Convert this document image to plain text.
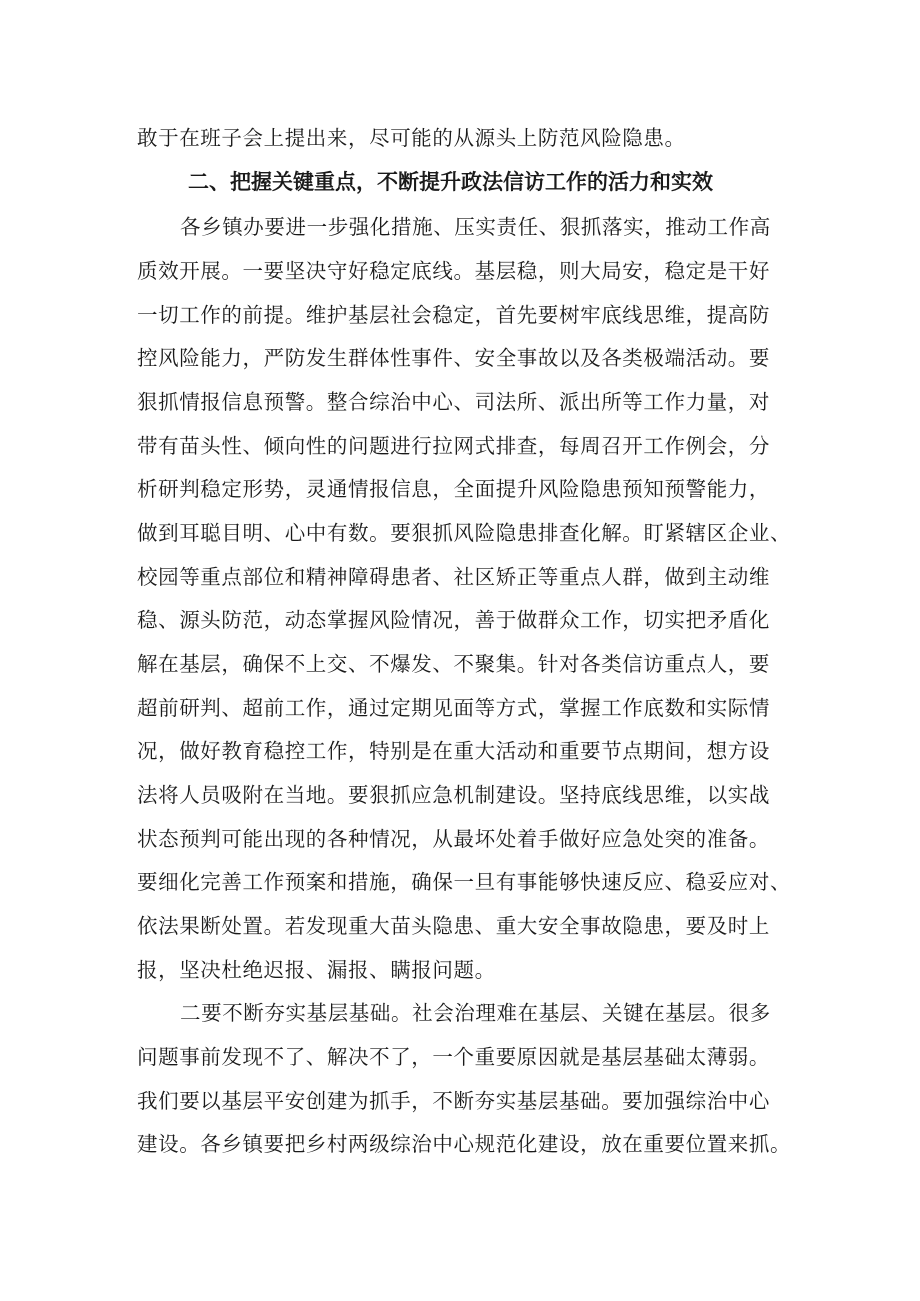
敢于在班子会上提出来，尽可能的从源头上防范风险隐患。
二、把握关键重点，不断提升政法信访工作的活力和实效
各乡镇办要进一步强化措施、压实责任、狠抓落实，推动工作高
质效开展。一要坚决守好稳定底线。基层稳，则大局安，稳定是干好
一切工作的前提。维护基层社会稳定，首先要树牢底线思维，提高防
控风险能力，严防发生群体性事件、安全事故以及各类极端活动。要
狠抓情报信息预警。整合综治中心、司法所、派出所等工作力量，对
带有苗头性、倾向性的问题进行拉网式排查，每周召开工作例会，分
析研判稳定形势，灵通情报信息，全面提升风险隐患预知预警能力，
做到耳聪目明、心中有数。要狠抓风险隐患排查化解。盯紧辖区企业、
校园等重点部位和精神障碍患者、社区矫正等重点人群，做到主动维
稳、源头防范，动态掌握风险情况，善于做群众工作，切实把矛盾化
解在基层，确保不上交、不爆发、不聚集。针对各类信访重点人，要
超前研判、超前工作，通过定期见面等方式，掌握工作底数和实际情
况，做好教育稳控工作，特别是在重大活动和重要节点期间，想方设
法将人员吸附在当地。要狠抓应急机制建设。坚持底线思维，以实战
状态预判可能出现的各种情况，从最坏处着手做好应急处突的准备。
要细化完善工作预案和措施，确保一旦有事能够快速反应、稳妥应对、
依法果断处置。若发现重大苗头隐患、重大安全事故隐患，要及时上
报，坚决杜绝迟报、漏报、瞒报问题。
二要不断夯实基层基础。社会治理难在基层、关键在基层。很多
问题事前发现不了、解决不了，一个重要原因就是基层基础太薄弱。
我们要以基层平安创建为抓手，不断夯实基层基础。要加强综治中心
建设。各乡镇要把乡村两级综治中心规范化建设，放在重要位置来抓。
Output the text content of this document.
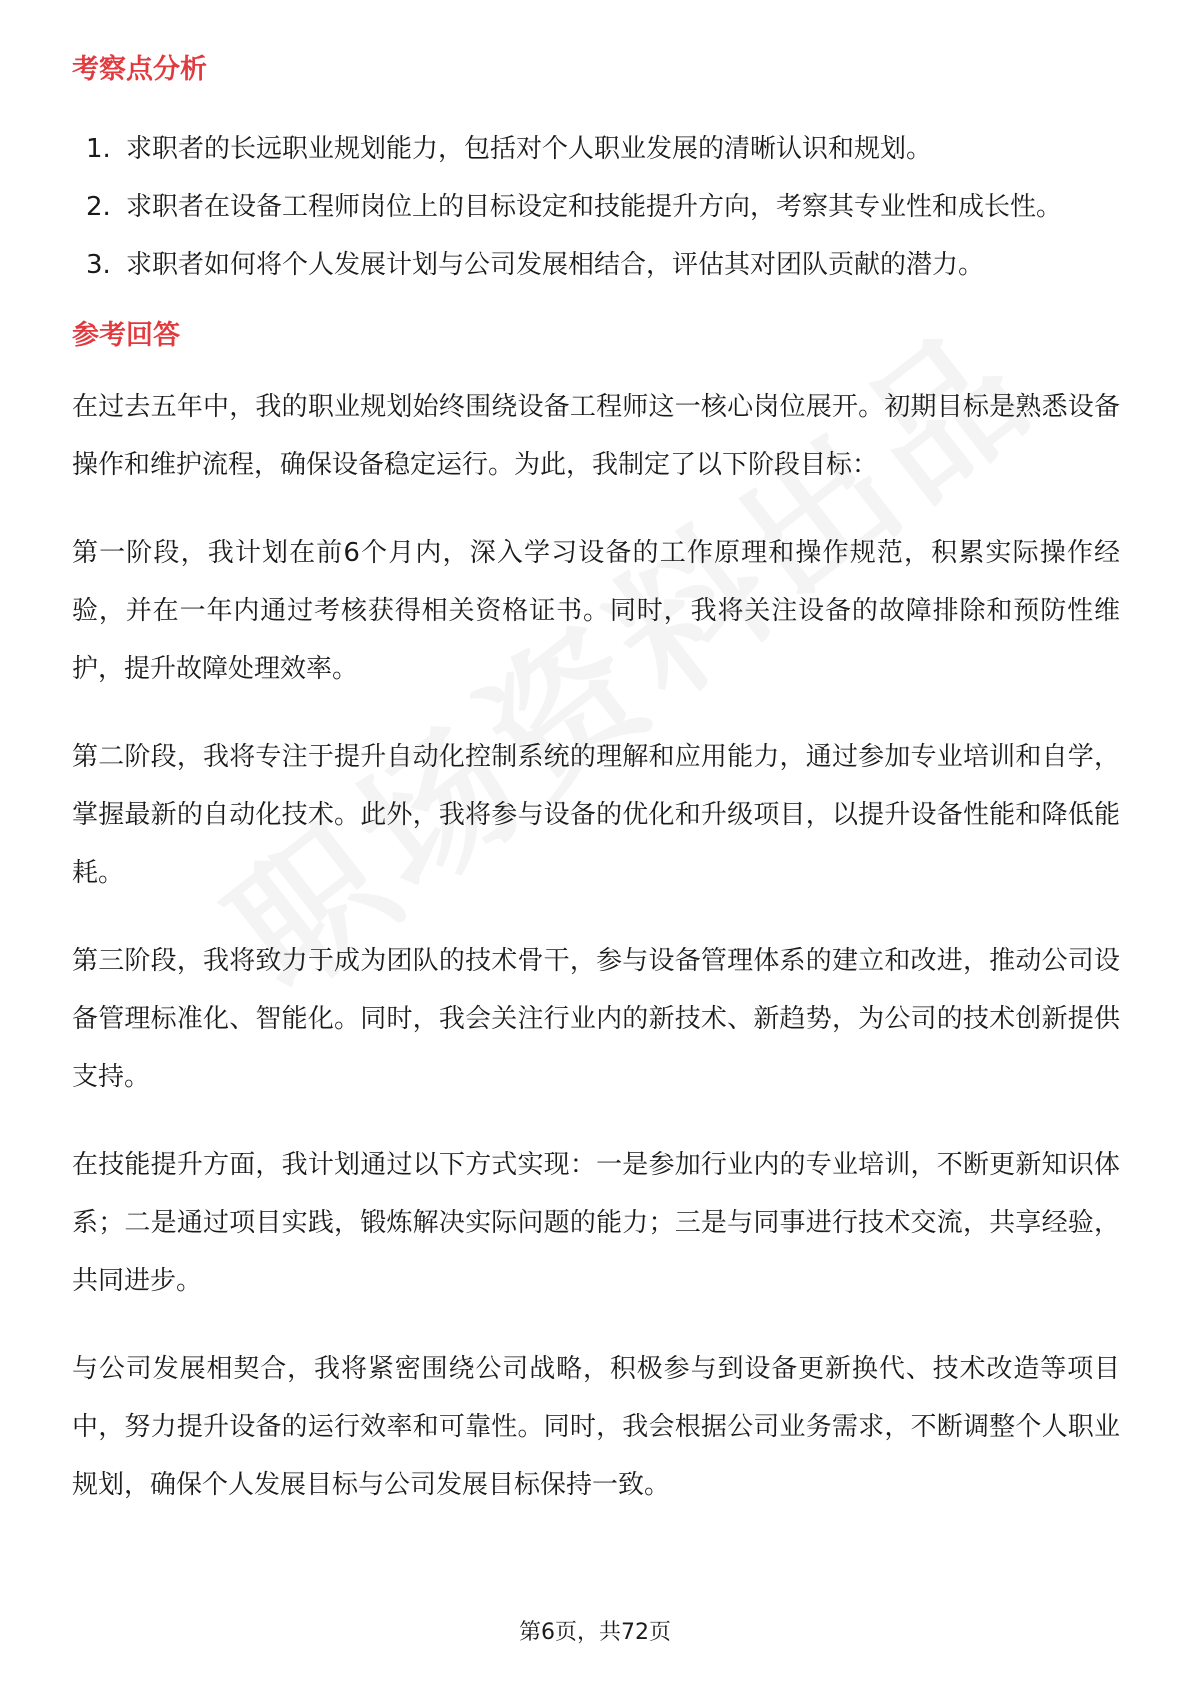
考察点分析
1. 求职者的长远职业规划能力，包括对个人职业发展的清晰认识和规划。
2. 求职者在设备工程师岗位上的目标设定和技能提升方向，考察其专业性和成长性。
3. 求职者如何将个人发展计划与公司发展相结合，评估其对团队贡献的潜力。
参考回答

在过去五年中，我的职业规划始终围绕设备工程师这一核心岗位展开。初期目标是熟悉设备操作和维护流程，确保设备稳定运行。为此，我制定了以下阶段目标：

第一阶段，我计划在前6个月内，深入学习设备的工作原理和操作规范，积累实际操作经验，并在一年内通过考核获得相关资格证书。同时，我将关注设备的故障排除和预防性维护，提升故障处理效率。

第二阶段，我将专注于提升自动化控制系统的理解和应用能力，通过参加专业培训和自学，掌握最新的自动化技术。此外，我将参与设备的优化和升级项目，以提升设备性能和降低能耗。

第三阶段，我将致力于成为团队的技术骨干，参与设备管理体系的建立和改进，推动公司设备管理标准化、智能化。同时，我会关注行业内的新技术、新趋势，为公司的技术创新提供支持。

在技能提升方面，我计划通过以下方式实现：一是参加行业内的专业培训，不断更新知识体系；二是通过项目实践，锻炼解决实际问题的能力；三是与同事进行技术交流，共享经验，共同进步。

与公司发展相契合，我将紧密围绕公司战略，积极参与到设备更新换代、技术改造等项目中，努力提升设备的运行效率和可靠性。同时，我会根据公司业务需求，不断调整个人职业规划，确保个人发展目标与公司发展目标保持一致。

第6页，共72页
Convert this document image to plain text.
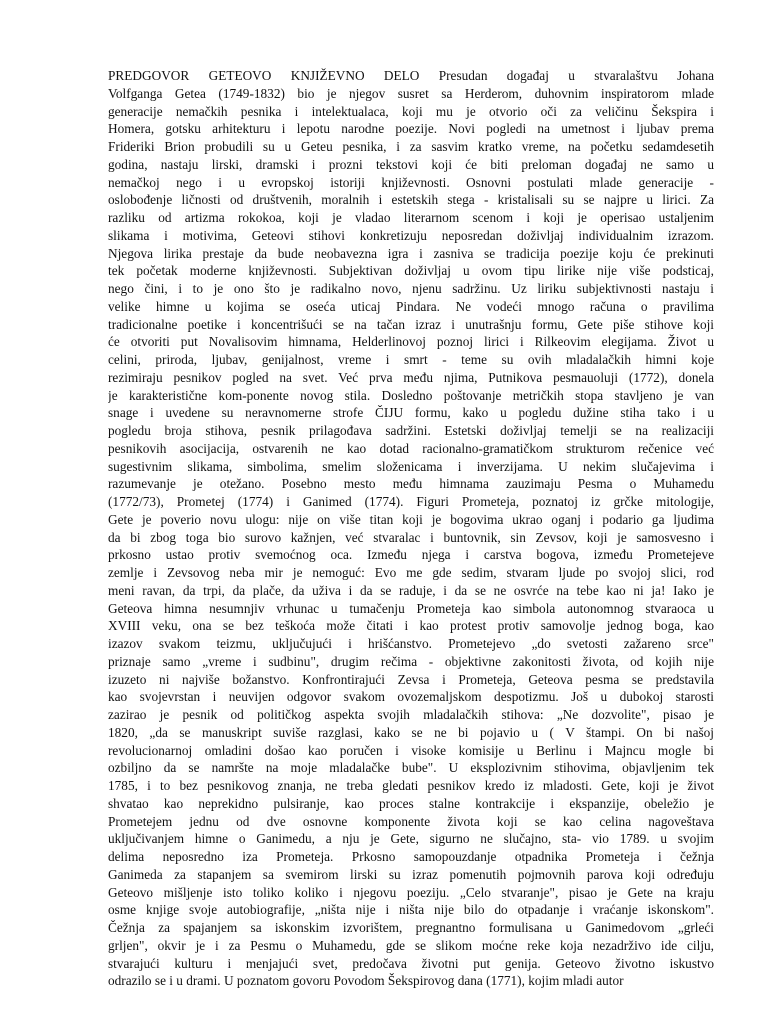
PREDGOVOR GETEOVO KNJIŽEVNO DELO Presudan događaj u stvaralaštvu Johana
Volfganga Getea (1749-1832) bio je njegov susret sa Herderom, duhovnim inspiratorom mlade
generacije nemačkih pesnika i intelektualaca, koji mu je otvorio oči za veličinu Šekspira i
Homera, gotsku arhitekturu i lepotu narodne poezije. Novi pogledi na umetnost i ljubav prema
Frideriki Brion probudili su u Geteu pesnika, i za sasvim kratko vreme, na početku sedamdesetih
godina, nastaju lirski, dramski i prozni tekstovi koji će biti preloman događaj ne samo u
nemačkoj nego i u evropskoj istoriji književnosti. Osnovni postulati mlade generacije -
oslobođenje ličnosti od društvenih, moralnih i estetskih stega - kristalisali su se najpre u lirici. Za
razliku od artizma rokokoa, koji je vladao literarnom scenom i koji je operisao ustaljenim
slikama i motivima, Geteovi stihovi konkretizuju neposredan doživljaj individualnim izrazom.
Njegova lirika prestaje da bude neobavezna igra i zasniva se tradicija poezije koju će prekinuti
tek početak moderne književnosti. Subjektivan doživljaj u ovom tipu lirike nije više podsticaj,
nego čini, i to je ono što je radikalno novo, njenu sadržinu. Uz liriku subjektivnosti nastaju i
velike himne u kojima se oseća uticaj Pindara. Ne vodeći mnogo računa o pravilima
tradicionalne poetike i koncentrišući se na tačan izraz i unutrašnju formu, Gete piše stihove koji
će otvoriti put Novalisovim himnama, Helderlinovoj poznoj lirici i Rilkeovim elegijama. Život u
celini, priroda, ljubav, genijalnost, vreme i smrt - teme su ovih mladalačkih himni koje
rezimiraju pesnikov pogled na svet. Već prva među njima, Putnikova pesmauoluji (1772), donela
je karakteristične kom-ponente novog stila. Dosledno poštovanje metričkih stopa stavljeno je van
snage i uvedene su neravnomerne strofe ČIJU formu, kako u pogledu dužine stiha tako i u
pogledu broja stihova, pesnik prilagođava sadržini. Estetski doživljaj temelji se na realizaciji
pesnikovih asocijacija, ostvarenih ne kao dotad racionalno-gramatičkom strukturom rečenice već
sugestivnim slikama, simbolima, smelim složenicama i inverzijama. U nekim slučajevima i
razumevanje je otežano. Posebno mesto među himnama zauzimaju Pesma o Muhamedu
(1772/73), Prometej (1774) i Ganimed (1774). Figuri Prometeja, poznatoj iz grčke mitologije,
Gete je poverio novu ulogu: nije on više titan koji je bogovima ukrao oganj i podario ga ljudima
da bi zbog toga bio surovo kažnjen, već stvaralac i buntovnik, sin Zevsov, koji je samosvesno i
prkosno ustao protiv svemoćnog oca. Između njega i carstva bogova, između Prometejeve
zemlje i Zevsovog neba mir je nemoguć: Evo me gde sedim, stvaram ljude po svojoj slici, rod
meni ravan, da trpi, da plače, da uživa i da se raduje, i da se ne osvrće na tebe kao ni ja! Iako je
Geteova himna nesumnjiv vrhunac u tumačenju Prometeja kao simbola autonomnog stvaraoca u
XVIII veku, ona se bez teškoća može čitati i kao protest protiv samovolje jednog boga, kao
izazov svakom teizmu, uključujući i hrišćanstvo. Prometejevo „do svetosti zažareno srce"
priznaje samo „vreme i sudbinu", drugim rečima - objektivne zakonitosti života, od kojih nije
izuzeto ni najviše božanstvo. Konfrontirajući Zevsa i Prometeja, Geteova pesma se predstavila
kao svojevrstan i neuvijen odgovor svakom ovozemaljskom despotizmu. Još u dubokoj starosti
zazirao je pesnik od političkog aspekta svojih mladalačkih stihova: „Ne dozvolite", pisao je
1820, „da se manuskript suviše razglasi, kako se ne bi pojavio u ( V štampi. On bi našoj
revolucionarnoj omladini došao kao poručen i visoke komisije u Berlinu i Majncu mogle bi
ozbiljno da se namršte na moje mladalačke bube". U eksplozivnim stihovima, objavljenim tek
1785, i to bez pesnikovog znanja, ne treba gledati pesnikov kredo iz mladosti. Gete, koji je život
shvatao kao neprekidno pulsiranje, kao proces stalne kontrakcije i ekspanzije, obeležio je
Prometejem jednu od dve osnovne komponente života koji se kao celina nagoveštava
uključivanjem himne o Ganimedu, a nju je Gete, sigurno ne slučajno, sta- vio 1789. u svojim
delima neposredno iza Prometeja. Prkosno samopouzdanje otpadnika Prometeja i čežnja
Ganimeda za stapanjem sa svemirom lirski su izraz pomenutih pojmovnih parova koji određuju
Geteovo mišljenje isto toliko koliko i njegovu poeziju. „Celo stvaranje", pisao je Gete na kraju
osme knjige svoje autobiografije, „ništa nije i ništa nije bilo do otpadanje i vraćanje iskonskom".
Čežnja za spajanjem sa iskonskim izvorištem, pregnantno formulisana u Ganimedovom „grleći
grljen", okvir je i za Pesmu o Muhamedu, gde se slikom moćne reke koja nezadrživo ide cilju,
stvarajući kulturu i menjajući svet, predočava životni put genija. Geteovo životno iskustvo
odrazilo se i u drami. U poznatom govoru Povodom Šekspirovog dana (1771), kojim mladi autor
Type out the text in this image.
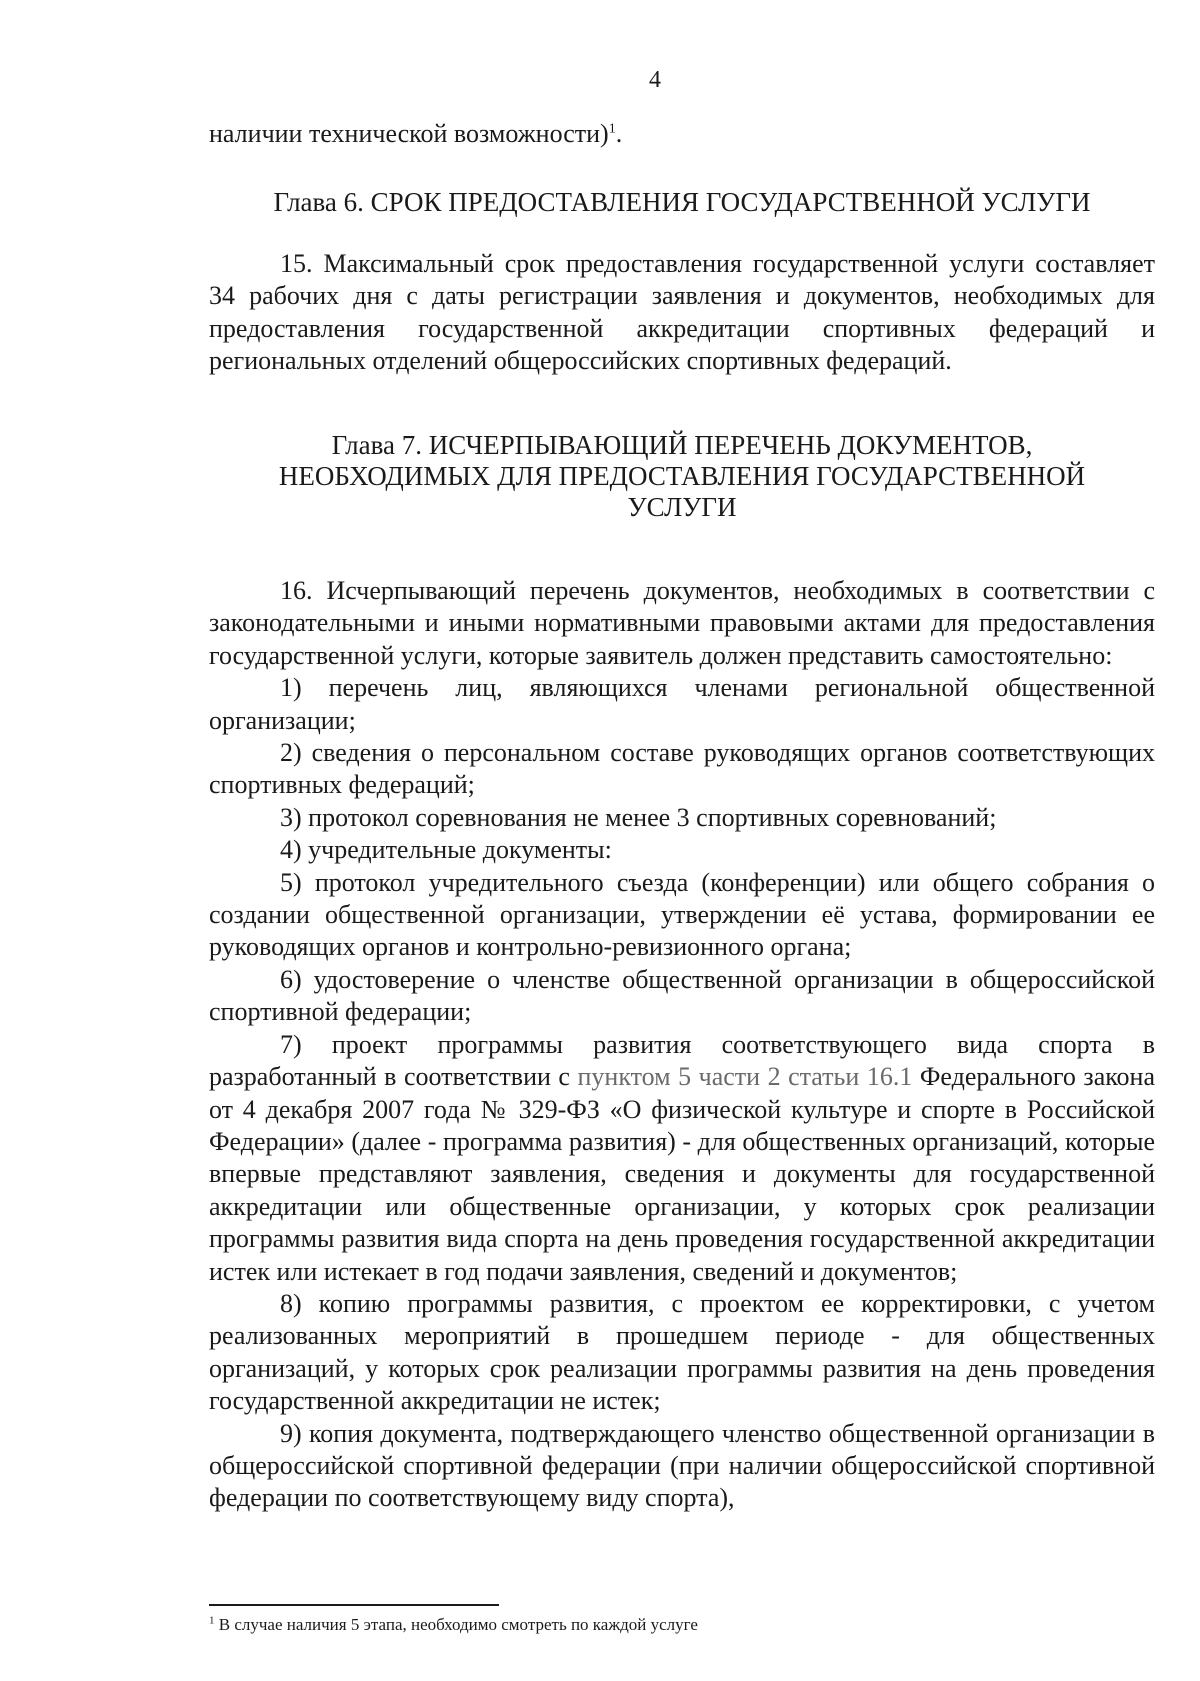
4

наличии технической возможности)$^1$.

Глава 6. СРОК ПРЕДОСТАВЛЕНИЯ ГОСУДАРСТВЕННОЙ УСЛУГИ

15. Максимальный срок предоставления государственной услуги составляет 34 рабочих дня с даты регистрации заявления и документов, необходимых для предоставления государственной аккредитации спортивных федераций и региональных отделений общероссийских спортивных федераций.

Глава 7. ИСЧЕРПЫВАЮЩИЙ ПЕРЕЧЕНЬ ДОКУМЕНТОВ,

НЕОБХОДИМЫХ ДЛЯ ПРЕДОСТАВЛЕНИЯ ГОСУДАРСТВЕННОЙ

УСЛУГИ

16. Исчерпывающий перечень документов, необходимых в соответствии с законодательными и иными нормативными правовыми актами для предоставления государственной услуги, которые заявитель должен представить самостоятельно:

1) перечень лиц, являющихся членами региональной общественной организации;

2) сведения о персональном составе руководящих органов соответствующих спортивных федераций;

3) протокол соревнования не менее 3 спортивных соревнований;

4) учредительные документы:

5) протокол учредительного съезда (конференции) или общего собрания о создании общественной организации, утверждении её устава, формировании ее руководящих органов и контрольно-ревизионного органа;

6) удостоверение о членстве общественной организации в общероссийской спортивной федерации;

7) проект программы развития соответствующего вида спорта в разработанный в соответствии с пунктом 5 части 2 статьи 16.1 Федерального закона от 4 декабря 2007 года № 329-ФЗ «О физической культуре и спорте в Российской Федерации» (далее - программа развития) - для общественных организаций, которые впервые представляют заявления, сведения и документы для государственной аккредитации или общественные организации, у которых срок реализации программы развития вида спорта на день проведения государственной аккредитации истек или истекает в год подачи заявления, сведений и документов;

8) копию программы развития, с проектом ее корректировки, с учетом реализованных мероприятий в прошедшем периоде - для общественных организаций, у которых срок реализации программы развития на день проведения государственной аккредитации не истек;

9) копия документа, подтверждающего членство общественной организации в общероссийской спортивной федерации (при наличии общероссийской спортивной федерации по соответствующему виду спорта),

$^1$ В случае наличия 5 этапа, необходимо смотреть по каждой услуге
***
STATED GOAL:
Search the data for "органов" and list every line in which it occurs.

TASK SOLUTION:
2) сведения о персональном составе руководящих органов соответствующих спортивных федераций;
5) протокол учредительного съезда (конференции) или общего собрания о создании общественной организации, утверждении её устава, формировании ее руководящих органов и контрольно-ревизионного органа;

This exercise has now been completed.